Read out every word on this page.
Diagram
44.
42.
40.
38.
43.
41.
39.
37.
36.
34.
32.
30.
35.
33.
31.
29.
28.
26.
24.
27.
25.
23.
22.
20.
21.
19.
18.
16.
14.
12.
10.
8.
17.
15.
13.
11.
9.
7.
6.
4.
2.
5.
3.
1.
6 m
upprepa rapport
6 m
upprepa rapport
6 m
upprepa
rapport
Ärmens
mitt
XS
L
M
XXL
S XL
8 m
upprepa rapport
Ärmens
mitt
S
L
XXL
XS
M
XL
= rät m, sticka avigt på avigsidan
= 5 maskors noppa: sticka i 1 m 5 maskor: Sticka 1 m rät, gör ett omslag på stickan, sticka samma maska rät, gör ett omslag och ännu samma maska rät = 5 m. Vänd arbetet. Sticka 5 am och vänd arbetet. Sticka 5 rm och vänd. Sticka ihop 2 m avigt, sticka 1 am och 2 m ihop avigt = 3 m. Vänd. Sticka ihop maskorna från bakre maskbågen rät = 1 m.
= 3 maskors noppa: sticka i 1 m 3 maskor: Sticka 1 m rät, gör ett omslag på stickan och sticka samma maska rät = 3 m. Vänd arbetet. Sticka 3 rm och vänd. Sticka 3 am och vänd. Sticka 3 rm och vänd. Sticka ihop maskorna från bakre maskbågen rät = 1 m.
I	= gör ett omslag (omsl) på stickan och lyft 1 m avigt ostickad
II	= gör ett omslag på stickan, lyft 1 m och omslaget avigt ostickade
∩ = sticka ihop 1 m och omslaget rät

__What you are asked to do__: Copy the records above exactly.

__Task output__:
Read out every word on this page.
Diagram
44.
42.
40.
38.
43.
41.
39.
37.
36.
34.
32.
30.
35.
33.
31.
29.
28.
26.
24.
27.
25.
23.
22.
20.
21.
19.
18.
16.
14.
12.
10.
8.
17.
15.
13.
11.
9.
7.
6.
4.
2.
5.
3.
1.
6 m
upprepa rapport
6 m
upprepa rapport
6 m
upprepa
rapport
Ärmens
mitt
XS
L
M
XXL
S XL
8 m
upprepa rapport
Ärmens
mitt
S
L
XXL
XS
M
XL
= rät m, sticka avigt på avigsidan
= 5 maskors noppa: sticka i 1 m 5 maskor: Sticka 1 m rät, gör ett omslag på stickan, sticka samma maska rät, gör ett omslag och ännu samma maska rät = 5 m. Vänd arbetet. Sticka 5 am och vänd arbetet. Sticka 5 rm och vänd. Sticka ihop 2 m avigt, sticka 1 am och 2 m ihop avigt = 3 m. Vänd. Sticka ihop maskorna från bakre maskbågen rät = 1 m.
= 3 maskors noppa: sticka i 1 m 3 maskor: Sticka 1 m rät, gör ett omslag på stickan och sticka samma maska rät = 3 m. Vänd arbetet. Sticka 3 rm och vänd. Sticka 3 am och vänd. Sticka 3 rm och vänd. Sticka ihop maskorna från bakre maskbågen rät = 1 m.
I	= gör ett omslag (omsl) på stickan och lyft 1 m avigt ostickad
II	= gör ett omslag på stickan, lyft 1 m och omslaget avigt ostickade
∩ = sticka ihop 1 m och omslaget rät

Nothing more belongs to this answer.